[Start Material]
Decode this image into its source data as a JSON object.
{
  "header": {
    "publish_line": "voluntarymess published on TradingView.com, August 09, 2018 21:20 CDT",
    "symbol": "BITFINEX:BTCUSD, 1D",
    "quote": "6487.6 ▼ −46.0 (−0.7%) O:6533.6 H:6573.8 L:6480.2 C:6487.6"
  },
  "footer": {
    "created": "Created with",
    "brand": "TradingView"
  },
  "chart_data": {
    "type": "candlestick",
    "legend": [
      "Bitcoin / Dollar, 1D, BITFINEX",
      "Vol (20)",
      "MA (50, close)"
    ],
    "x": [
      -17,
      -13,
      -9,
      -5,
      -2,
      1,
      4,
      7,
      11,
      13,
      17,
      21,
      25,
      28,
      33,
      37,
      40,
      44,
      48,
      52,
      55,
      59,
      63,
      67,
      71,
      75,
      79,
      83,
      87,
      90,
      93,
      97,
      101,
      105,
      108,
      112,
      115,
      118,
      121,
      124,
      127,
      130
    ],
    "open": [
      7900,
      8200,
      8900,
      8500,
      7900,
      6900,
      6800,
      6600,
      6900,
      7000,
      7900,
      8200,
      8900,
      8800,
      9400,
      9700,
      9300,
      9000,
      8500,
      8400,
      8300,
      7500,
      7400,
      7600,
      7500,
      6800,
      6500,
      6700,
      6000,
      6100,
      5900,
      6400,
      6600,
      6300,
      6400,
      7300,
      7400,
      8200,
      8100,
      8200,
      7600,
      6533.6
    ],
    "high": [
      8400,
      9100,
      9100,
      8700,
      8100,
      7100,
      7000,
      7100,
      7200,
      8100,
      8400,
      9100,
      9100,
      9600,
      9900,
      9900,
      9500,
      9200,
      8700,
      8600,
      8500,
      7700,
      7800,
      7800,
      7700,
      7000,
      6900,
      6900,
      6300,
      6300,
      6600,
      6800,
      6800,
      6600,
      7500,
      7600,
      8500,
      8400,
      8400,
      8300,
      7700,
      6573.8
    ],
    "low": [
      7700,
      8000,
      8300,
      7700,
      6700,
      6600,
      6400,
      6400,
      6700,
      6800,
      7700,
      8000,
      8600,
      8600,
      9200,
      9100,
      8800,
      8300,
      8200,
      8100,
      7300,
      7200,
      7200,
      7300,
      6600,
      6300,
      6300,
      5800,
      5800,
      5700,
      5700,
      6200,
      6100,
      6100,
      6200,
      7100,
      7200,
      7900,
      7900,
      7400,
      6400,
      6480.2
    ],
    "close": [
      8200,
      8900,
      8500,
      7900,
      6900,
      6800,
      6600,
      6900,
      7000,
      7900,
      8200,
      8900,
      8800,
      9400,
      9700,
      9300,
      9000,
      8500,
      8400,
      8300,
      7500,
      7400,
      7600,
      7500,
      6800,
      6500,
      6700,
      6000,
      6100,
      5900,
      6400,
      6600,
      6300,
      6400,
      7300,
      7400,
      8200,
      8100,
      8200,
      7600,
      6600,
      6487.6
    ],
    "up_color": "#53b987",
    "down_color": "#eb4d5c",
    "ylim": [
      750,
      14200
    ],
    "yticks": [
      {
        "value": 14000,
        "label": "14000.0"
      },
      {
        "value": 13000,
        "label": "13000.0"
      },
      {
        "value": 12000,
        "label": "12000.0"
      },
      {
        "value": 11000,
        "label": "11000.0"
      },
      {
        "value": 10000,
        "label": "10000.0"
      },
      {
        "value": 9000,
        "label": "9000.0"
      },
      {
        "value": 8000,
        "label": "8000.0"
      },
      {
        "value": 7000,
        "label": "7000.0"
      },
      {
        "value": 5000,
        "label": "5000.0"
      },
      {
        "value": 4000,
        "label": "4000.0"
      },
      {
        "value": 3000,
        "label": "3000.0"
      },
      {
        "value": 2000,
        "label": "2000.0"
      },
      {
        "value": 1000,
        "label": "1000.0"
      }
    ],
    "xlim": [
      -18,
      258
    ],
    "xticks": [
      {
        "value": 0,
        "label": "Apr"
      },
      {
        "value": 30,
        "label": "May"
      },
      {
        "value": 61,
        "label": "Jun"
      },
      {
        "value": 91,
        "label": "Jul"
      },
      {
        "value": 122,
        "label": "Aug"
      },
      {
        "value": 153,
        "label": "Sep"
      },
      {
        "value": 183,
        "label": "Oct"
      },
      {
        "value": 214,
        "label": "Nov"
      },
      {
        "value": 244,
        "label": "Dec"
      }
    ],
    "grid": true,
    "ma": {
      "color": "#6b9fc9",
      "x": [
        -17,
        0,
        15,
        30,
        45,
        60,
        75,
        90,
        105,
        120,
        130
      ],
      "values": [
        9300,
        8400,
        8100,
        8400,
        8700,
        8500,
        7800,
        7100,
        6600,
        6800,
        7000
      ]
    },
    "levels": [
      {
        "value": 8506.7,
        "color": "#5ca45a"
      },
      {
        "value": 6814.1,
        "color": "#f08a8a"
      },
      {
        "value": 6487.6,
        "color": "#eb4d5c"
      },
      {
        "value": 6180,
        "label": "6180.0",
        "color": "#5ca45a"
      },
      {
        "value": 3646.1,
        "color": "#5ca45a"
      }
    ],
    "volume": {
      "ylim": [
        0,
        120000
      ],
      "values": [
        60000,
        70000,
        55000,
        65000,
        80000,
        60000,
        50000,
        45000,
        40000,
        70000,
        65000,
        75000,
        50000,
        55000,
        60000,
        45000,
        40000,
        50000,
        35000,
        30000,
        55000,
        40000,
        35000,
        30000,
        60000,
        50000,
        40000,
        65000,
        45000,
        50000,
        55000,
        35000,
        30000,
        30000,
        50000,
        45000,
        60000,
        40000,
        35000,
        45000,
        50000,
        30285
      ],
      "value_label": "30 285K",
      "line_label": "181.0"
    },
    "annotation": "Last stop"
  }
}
[End Material]
Reproduce the entries above exactly.

> [Result for this task]
Decode this image into its source data as a JSON object.
{
  "header": {
    "publish_line": "voluntarymess published on TradingView.com, August 09, 2018 21:20 CDT",
    "symbol": "BITFINEX:BTCUSD, 1D",
    "quote": "6487.6 ▼ −46.0 (−0.7%) O:6533.6 H:6573.8 L:6480.2 C:6487.6"
  },
  "footer": {
    "created": "Created with",
    "brand": "TradingView"
  },
  "chart_data": {
    "type": "candlestick",
    "legend": [
      "Bitcoin / Dollar, 1D, BITFINEX",
      "Vol (20)",
      "MA (50, close)"
    ],
    "x": [
      -17,
      -13,
      -9,
      -5,
      -2,
      1,
      4,
      7,
      11,
      13,
      17,
      21,
      25,
      28,
      33,
      37,
      40,
      44,
      48,
      52,
      55,
      59,
      63,
      67,
      71,
      75,
      79,
      83,
      87,
      90,
      93,
      97,
      101,
      105,
      108,
      112,
      115,
      118,
      121,
      124,
      127,
      130
    ],
    "open": [
      7900,
      8200,
      8900,
      8500,
      7900,
      6900,
      6800,
      6600,
      6900,
      7000,
      7900,
      8200,
      8900,
      8800,
      9400,
      9700,
      9300,
      9000,
      8500,
      8400,
      8300,
      7500,
      7400,
      7600,
      7500,
      6800,
      6500,
      6700,
      6000,
      6100,
      5900,
      6400,
      6600,
      6300,
      6400,
      7300,
      7400,
      8200,
      8100,
      8200,
      7600,
      6533.6
    ],
    "high": [
      8400,
      9100,
      9100,
      8700,
      8100,
      7100,
      7000,
      7100,
      7200,
      8100,
      8400,
      9100,
      9100,
      9600,
      9900,
      9900,
      9500,
      9200,
      8700,
      8600,
      8500,
      7700,
      7800,
      7800,
      7700,
      7000,
      6900,
      6900,
      6300,
      6300,
      6600,
      6800,
      6800,
      6600,
      7500,
      7600,
      8500,
      8400,
      8400,
      8300,
      7700,
      6573.8
    ],
    "low": [
      7700,
      8000,
      8300,
      7700,
      6700,
      6600,
      6400,
      6400,
      6700,
      6800,
      7700,
      8000,
      8600,
      8600,
      9200,
      9100,
      8800,
      8300,
      8200,
      8100,
      7300,
      7200,
      7200,
      7300,
      6600,
      6300,
      6300,
      5800,
      5800,
      5700,
      5700,
      6200,
      6100,
      6100,
      6200,
      7100,
      7200,
      7900,
      7900,
      7400,
      6400,
      6480.2
    ],
    "close": [
      8200,
      8900,
      8500,
      7900,
      6900,
      6800,
      6600,
      6900,
      7000,
      7900,
      8200,
      8900,
      8800,
      9400,
      9700,
      9300,
      9000,
      8500,
      8400,
      8300,
      7500,
      7400,
      7600,
      7500,
      6800,
      6500,
      6700,
      6000,
      6100,
      5900,
      6400,
      6600,
      6300,
      6400,
      7300,
      7400,
      8200,
      8100,
      8200,
      7600,
      6600,
      6487.6
    ],
    "up_color": "#53b987",
    "down_color": "#eb4d5c",
    "ylim": [
      750,
      14200
    ],
    "yticks": [
      {
        "value": 14000,
        "label": "14000.0"
      },
      {
        "value": 13000,
        "label": "13000.0"
      },
      {
        "value": 12000,
        "label": "12000.0"
      },
      {
        "value": 11000,
        "label": "11000.0"
      },
      {
        "value": 10000,
        "label": "10000.0"
      },
      {
        "value": 9000,
        "label": "9000.0"
      },
      {
        "value": 8000,
        "label": "8000.0"
      },
      {
        "value": 7000,
        "label": "7000.0"
      },
      {
        "value": 5000,
        "label": "5000.0"
      },
      {
        "value": 4000,
        "label": "4000.0"
      },
      {
        "value": 3000,
        "label": "3000.0"
      },
      {
        "value": 2000,
        "label": "2000.0"
      },
      {
        "value": 1000,
        "label": "1000.0"
      }
    ],
    "xlim": [
      -18,
      258
    ],
    "xticks": [
      {
        "value": 0,
        "label": "Apr"
      },
      {
        "value": 30,
        "label": "May"
      },
      {
        "value": 61,
        "label": "Jun"
      },
      {
        "value": 91,
        "label": "Jul"
      },
      {
        "value": 122,
        "label": "Aug"
      },
      {
        "value": 153,
        "label": "Sep"
      },
      {
        "value": 183,
        "label": "Oct"
      },
      {
        "value": 214,
        "label": "Nov"
      },
      {
        "value": 244,
        "label": "Dec"
      }
    ],
    "grid": true,
    "ma": {
      "color": "#6b9fc9",
      "x": [
        -17,
        0,
        15,
        30,
        45,
        60,
        75,
        90,
        105,
        120,
        130
      ],
      "values": [
        9300,
        8400,
        8100,
        8400,
        8700,
        8500,
        7800,
        7100,
        6600,
        6800,
        7000
      ]
    },
    "levels": [
      {
        "value": 8506.7,
        "color": "#5ca45a"
      },
      {
        "value": 6814.1,
        "color": "#f08a8a"
      },
      {
        "value": 6487.6,
        "color": "#eb4d5c"
      },
      {
        "value": 6180,
        "label": "6180.0",
        "color": "#5ca45a"
      },
      {
        "value": 3646.1,
        "color": "#5ca45a"
      }
    ],
    "volume": {
      "ylim": [
        0,
        120000
      ],
      "values": [
        60000,
        70000,
        55000,
        65000,
        80000,
        60000,
        50000,
        45000,
        40000,
        70000,
        65000,
        75000,
        50000,
        55000,
        60000,
        45000,
        40000,
        50000,
        35000,
        30000,
        55000,
        40000,
        35000,
        30000,
        60000,
        50000,
        40000,
        65000,
        45000,
        50000,
        55000,
        35000,
        30000,
        30000,
        50000,
        45000,
        60000,
        40000,
        35000,
        45000,
        50000,
        30285
      ],
      "value_label": "30 285K",
      "line_label": "181.0"
    },
    "annotation": "Last stop"
  }
}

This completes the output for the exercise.